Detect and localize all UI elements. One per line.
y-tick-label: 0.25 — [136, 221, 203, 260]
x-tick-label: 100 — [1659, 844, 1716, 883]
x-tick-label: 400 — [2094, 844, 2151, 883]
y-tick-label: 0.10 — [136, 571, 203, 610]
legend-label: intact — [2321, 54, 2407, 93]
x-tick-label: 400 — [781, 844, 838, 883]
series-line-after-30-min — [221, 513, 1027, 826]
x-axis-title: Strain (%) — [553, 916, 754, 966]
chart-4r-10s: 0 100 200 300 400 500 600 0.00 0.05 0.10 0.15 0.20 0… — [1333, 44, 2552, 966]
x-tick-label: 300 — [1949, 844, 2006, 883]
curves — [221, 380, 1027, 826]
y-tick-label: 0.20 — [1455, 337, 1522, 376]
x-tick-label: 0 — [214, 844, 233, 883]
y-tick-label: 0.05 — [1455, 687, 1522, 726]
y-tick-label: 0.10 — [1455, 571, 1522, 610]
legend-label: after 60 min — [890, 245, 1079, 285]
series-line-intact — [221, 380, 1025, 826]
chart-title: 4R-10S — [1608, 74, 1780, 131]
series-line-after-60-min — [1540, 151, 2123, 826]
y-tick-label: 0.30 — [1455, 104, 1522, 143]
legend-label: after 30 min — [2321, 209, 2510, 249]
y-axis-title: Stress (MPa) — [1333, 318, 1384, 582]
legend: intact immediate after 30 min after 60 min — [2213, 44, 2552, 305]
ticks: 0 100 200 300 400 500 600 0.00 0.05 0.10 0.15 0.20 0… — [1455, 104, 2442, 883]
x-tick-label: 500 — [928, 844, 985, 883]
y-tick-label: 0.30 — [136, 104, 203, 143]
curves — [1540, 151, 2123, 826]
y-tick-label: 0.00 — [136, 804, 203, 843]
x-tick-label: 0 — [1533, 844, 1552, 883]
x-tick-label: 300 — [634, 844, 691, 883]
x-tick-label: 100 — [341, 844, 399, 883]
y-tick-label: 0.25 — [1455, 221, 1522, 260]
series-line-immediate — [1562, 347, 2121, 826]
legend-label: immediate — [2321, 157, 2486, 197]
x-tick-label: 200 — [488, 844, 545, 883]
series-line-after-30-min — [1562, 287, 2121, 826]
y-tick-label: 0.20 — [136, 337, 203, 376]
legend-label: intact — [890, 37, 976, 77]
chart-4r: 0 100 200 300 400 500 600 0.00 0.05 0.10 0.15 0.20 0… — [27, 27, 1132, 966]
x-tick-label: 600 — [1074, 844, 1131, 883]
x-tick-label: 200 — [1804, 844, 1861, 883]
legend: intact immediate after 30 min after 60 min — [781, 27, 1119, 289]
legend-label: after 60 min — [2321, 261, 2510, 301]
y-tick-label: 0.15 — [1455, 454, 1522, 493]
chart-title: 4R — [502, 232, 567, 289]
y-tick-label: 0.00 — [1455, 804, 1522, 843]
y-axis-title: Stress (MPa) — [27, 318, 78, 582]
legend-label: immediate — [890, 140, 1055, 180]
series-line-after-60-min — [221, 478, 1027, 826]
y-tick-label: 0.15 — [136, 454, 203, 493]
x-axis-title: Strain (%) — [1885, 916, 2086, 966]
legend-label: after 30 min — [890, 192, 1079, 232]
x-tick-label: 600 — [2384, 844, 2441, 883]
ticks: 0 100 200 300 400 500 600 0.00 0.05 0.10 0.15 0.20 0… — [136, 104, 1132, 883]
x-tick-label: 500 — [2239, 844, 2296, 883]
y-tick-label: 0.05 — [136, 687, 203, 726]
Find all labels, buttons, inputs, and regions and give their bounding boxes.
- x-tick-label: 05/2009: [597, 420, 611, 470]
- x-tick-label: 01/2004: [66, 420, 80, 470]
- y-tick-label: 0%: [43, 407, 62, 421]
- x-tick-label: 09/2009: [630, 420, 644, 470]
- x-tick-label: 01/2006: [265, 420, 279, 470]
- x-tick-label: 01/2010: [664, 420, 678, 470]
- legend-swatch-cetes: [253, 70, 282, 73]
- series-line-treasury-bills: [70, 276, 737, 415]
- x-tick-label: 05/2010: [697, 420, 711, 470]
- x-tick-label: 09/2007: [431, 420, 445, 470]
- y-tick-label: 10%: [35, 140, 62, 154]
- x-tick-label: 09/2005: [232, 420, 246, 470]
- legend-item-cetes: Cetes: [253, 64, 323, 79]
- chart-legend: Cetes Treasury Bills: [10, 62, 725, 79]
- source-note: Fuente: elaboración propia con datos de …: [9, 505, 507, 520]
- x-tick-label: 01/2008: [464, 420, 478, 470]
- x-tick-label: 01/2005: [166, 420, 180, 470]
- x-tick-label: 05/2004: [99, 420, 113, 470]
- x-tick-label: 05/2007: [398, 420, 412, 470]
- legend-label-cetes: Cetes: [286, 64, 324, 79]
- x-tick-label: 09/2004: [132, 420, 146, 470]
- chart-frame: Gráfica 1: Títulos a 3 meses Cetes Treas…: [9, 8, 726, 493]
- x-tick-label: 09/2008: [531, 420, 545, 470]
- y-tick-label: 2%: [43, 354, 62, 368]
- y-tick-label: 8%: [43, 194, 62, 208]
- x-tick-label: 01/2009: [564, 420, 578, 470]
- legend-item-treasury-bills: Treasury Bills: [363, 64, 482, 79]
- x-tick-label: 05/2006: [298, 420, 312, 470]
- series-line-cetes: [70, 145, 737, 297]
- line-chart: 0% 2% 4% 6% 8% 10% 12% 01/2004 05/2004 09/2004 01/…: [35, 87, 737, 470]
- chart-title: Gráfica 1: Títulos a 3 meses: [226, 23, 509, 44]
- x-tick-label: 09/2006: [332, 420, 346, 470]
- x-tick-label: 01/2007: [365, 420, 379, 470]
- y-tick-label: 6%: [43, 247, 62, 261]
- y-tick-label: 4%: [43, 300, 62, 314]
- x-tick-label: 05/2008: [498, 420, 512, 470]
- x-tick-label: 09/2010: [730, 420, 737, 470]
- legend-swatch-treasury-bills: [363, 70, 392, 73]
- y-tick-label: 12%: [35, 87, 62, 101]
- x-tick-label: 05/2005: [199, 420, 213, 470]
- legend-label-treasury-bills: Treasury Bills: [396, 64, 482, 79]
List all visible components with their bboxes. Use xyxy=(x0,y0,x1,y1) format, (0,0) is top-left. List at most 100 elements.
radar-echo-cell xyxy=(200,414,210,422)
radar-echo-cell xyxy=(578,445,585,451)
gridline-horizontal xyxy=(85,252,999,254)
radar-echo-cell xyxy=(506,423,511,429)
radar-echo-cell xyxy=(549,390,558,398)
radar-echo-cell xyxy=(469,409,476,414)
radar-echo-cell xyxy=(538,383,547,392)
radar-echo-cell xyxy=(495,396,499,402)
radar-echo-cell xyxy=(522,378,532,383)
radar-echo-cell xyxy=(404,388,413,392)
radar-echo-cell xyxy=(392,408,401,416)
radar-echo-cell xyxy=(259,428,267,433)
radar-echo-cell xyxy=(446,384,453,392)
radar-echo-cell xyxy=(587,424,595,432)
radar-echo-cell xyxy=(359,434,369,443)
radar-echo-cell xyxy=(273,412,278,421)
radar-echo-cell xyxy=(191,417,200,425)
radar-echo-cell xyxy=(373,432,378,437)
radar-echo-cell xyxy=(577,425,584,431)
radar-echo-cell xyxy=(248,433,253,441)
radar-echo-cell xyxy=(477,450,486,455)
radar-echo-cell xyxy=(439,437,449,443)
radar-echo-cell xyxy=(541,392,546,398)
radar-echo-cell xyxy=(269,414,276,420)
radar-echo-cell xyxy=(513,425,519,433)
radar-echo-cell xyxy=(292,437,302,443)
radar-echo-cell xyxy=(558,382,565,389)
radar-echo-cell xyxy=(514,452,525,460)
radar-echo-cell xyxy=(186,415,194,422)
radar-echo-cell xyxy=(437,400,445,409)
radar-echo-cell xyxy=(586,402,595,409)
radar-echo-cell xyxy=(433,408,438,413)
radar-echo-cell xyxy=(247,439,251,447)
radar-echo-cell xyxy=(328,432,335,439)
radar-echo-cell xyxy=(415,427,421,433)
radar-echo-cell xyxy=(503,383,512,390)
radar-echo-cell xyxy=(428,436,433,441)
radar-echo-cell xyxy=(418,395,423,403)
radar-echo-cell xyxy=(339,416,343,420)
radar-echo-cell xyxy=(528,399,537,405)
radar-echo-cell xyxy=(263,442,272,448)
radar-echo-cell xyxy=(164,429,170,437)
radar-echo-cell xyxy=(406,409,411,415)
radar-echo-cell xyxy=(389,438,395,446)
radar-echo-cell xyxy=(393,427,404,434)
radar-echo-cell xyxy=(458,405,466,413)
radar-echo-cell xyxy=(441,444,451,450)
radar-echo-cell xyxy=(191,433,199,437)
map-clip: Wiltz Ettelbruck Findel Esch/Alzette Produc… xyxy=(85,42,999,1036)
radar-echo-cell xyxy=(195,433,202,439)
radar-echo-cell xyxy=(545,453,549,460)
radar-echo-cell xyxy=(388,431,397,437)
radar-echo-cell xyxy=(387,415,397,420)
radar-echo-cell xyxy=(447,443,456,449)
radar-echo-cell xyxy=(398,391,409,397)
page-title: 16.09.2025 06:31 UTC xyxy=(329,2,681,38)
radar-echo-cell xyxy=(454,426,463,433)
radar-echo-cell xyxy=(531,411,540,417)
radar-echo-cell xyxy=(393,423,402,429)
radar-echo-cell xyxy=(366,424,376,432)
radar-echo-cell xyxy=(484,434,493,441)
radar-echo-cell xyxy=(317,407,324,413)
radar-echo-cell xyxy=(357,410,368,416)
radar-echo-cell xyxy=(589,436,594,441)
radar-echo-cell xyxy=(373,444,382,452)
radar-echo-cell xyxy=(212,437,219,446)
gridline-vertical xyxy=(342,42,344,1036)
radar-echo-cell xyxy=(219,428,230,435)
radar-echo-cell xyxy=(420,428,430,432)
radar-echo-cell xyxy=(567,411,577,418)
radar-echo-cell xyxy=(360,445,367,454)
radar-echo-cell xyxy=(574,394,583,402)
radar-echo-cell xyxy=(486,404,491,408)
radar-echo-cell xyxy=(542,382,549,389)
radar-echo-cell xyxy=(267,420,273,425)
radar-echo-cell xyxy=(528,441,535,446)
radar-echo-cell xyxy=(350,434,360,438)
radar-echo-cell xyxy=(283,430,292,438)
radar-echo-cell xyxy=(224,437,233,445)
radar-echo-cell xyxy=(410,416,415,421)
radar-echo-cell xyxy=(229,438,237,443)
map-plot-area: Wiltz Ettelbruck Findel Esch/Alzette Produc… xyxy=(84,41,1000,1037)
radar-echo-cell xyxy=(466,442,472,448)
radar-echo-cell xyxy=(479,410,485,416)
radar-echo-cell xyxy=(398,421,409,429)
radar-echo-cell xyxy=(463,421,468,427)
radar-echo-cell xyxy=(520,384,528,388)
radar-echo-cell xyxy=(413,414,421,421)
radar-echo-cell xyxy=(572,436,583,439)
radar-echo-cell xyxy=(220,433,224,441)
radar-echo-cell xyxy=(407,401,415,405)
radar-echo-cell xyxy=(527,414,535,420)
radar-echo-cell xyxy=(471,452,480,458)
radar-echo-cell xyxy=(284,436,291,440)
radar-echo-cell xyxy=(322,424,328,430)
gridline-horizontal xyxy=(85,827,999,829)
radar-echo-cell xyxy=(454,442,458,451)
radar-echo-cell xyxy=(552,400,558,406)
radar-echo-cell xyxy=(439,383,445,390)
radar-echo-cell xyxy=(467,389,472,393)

PROBLEM REQUIREMENTS: Reproduce verbatim everything from the start of the data down to the line containing "44, 2552, 305]", including that line.

SOLVED EXERCISE:
Detect and localize all UI elements. One per line.
y-tick-label: 0.25 — [136, 221, 203, 260]
x-tick-label: 100 — [1659, 844, 1716, 883]
x-tick-label: 400 — [2094, 844, 2151, 883]
y-tick-label: 0.10 — [136, 571, 203, 610]
legend-label: intact — [2321, 54, 2407, 93]
x-tick-label: 400 — [781, 844, 838, 883]
series-line-after-30-min — [221, 513, 1027, 826]
x-axis-title: Strain (%) — [553, 916, 754, 966]
chart-4r-10s: 0 100 200 300 400 500 600 0.00 0.05 0.10 0.15 0.20 0… — [1333, 44, 2552, 966]
x-tick-label: 300 — [1949, 844, 2006, 883]
curves — [221, 380, 1027, 826]
y-tick-label: 0.20 — [1455, 337, 1522, 376]
x-tick-label: 0 — [214, 844, 233, 883]
y-tick-label: 0.05 — [1455, 687, 1522, 726]
y-tick-label: 0.10 — [1455, 571, 1522, 610]
legend-label: after 60 min — [890, 245, 1079, 285]
series-line-intact — [221, 380, 1025, 826]
chart-title: 4R-10S — [1608, 74, 1780, 131]
series-line-after-60-min — [1540, 151, 2123, 826]
y-tick-label: 0.30 — [1455, 104, 1522, 143]
legend-label: after 30 min — [2321, 209, 2510, 249]
y-axis-title: Stress (MPa) — [1333, 318, 1384, 582]
legend: intact immediate after 30 min after 60 min — [2213, 44, 2552, 305]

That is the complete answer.